Problem to solve =
Output each line of the items below as a JSON list of strings, with one string per line and blank lines omitted.

#### Dataset rows

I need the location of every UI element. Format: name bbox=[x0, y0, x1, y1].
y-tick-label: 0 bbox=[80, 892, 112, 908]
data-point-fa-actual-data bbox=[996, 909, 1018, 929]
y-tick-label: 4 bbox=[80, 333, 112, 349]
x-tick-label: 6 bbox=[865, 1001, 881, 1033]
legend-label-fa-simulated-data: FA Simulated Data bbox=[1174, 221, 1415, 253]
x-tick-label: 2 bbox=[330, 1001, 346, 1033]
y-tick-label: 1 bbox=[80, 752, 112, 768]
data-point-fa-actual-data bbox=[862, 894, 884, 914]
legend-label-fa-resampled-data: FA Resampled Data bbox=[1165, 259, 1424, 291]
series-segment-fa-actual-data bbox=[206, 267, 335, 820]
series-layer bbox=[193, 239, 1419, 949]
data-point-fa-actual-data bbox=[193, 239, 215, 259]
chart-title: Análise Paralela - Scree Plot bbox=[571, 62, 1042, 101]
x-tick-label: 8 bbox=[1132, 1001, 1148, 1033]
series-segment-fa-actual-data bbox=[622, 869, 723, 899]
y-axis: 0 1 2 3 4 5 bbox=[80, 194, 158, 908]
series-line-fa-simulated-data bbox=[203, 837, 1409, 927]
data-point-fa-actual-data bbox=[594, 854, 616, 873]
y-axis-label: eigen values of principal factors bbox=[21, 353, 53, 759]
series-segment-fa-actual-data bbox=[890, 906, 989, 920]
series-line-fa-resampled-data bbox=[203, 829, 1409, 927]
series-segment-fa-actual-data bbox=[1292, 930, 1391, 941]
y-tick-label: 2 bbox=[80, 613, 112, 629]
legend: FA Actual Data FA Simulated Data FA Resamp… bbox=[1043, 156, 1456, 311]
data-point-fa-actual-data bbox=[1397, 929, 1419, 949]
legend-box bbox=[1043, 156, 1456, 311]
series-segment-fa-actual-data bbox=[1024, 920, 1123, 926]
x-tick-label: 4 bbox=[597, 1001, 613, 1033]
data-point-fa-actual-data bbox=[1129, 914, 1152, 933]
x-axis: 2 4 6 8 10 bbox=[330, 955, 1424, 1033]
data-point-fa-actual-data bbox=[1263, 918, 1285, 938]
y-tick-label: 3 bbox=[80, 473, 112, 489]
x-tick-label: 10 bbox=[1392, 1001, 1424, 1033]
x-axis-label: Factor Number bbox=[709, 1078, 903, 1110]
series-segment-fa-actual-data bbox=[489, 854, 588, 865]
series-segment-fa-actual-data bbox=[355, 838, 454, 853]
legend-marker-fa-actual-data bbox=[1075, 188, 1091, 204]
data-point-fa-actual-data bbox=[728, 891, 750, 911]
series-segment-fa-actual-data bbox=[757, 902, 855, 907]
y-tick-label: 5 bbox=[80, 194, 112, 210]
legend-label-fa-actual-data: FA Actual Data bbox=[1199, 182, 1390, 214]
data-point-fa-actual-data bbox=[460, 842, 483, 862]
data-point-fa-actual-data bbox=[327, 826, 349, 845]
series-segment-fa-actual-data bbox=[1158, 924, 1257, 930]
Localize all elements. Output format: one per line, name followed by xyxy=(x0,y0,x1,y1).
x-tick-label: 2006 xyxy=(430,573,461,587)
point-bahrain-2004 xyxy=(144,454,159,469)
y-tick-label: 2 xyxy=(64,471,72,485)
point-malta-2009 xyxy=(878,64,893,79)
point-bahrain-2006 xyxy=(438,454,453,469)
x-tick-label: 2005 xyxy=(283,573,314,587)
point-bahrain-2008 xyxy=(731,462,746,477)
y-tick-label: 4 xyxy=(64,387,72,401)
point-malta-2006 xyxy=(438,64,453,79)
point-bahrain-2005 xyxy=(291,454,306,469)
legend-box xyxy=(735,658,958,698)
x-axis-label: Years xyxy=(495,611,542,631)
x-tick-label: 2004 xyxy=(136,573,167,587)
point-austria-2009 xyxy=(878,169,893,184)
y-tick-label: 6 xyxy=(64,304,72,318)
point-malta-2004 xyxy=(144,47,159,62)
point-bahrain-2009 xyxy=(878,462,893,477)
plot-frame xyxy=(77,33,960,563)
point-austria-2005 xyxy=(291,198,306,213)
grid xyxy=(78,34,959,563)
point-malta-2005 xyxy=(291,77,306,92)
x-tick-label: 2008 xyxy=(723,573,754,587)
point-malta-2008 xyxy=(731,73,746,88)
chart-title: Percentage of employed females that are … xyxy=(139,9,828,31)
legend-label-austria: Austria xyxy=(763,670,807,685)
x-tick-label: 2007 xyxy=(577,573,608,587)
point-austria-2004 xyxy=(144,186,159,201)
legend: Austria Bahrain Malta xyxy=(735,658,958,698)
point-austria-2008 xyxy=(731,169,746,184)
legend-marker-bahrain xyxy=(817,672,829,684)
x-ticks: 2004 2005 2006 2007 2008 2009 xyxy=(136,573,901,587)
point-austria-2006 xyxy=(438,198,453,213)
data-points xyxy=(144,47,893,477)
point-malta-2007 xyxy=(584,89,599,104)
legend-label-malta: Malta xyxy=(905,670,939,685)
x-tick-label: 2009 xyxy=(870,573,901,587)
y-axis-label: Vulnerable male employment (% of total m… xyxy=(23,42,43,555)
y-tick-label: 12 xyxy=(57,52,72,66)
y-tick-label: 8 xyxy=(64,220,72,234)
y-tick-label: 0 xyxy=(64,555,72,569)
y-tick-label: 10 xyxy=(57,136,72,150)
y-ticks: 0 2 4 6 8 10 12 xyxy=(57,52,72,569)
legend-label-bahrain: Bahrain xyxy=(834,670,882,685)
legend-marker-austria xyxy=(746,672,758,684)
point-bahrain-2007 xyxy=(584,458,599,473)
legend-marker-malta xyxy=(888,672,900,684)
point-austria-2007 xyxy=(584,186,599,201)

########

Written answer =
[
  "I need the location of every UI element. Format: name bbox=[x0, y0, x1, y1].",
  "y-tick-label: 0 bbox=[80, 892, 112, 908]",
  "data-point-fa-actual-data bbox=[996, 909, 1018, 929]",
  "y-tick-label: 4 bbox=[80, 333, 112, 349]",
  "x-tick-label: 6 bbox=[865, 1001, 881, 1033]",
  "legend-label-fa-simulated-data: FA Simulated Data bbox=[1174, 221, 1415, 253]",
  "x-tick-label: 2 bbox=[330, 1001, 346, 1033]",
  "y-tick-label: 1 bbox=[80, 752, 112, 768]",
  "data-point-fa-actual-data bbox=[862, 894, 884, 914]",
  "legend-label-fa-resampled-data: FA Resampled Data bbox=[1165, 259, 1424, 291]",
  "series-segment-fa-actual-data bbox=[206, 267, 335, 820]",
  "series-layer bbox=[193, 239, 1419, 949]",
  "data-point-fa-actual-data bbox=[193, 239, 215, 259]",
  "chart-title: Análise Paralela - Scree Plot bbox=[571, 62, 1042, 101]",
  "x-tick-label: 8 bbox=[1132, 1001, 1148, 1033]",
  "series-segment-fa-actual-data bbox=[622, 869, 723, 899]",
  "y-axis: 0 1 2 3 4 5 bbox=[80, 194, 158, 908]",
  "series-line-fa-simulated-data bbox=[203, 837, 1409, 927]",
  "data-point-fa-actual-data bbox=[594, 854, 616, 873]",
  "y-axis-label: eigen values of principal factors bbox=[21, 353, 53, 759]",
  "series-segment-fa-actual-data bbox=[890, 906, 989, 920]",
  "series-line-fa-resampled-data bbox=[203, 829, 1409, 927]",
  "series-segment-fa-actual-data bbox=[1292, 930, 1391, 941]",
  "y-tick-label: 2 bbox=[80, 613, 112, 629]",
  "legend: FA Actual Data FA Simulated Data FA Resamp… bbox=[1043, 156, 1456, 311]",
  "data-point-fa-actual-data bbox=[1397, 929, 1419, 949]",
  "legend-box bbox=[1043, 156, 1456, 311]",
  "series-segment-fa-actual-data bbox=[1024, 920, 1123, 926]",
  "x-tick-label: 4 bbox=[597, 1001, 613, 1033]",
  "data-point-fa-actual-data bbox=[1129, 914, 1152, 933]",
  "x-axis: 2 4 6 8 10 bbox=[330, 955, 1424, 1033]",
  "data-point-fa-actual-data bbox=[1263, 918, 1285, 938]",
  "y-tick-label: 3 bbox=[80, 473, 112, 489]",
  "x-tick-label: 10 bbox=[1392, 1001, 1424, 1033]",
  "x-axis-label: Factor Number bbox=[709, 1078, 903, 1110]",
  "series-segment-fa-actual-data bbox=[489, 854, 588, 865]",
  "series-segment-fa-actual-data bbox=[355, 838, 454, 853]",
  "legend-marker-fa-actual-data bbox=[1075, 188, 1091, 204]",
  "data-point-fa-actual-data bbox=[728, 891, 750, 911]",
  "series-segment-fa-actual-data bbox=[757, 902, 855, 907]",
  "y-tick-label: 5 bbox=[80, 194, 112, 210]",
  "legend-label-fa-actual-data: FA Actual Data bbox=[1199, 182, 1390, 214]",
  "data-point-fa-actual-data bbox=[460, 842, 483, 862]",
  "data-point-fa-actual-data bbox=[327, 826, 349, 845]",
  "series-segment-fa-actual-data bbox=[1158, 924, 1257, 930]",
  "Localize all elements. Output format: one per line, name followed by xyxy=(x0,y0,x1,y1).",
  "x-tick-label: 2006 xyxy=(430,573,461,587)",
  "point-bahrain-2004 xyxy=(144,454,159,469)",
  "y-tick-label: 2 xyxy=(64,471,72,485)",
  "point-malta-2009 xyxy=(878,64,893,79)",
  "point-bahrain-2006 xyxy=(438,454,453,469)",
  "x-tick-label: 2005 xyxy=(283,573,314,587)",
  "point-bahrain-2008 xyxy=(731,462,746,477)",
  "y-tick-label: 4 xyxy=(64,387,72,401)",
  "point-malta-2006 xyxy=(438,64,453,79)",
  "point-bahrain-2005 xyxy=(291,454,306,469)",
  "legend-box xyxy=(735,658,958,698)",
  "x-axis-label: Years xyxy=(495,611,542,631)",
  "x-tick-label: 2004 xyxy=(136,573,167,587)",
  "point-austria-2009 xyxy=(878,169,893,184)",
  "y-tick-label: 6 xyxy=(64,304,72,318)",
  "point-malta-2004 xyxy=(144,47,159,62)",
  "point-bahrain-2009 xyxy=(878,462,893,477)",
  "plot-frame xyxy=(77,33,960,563)",
  "point-austria-2005 xyxy=(291,198,306,213)",
  "grid xyxy=(78,34,959,563)",
  "point-malta-2005 xyxy=(291,77,306,92)",
  "x-tick-label: 2008 xyxy=(723,573,754,587)",
  "point-malta-2008 xyxy=(731,73,746,88)",
  "chart-title: Percentage of employed females that are … xyxy=(139,9,828,31)",
  "legend-label-austria: Austria xyxy=(763,670,807,685)",
  "x-tick-label: 2007 xyxy=(577,573,608,587)",
  "point-austria-2004 xyxy=(144,186,159,201)",
  "legend: Austria Bahrain Malta xyxy=(735,658,958,698)",
  "point-austria-2008 xyxy=(731,169,746,184)",
  "legend-marker-bahrain xyxy=(817,672,829,684)",
  "x-ticks: 2004 2005 2006 2007 2008 2009 xyxy=(136,573,901,587)",
  "point-austria-2006 xyxy=(438,198,453,213)",
  "data-points xyxy=(144,47,893,477)",
  "point-malta-2007 xyxy=(584,89,599,104)",
  "legend-label-malta: Malta xyxy=(905,670,939,685)",
  "x-tick-label: 2009 xyxy=(870,573,901,587)",
  "y-axis-label: Vulnerable male employment (% of total m… xyxy=(23,42,43,555)",
  "y-tick-label: 12 xyxy=(57,52,72,66)",
  "y-tick-label: 8 xyxy=(64,220,72,234)",
  "y-tick-label: 0 xyxy=(64,555,72,569)",
  "y-tick-label: 10 xyxy=(57,136,72,150)",
  "y-ticks: 0 2 4 6 8 10 12 xyxy=(57,52,72,569)",
  "legend-label-bahrain: Bahrain xyxy=(834,670,882,685)",
  "legend-marker-austria xyxy=(746,672,758,684)",
  "point-bahrain-2007 xyxy=(584,458,599,473)",
  "legend-marker-malta xyxy=(888,672,900,684)",
  "point-austria-2007 xyxy=(584,186,599,201)"
]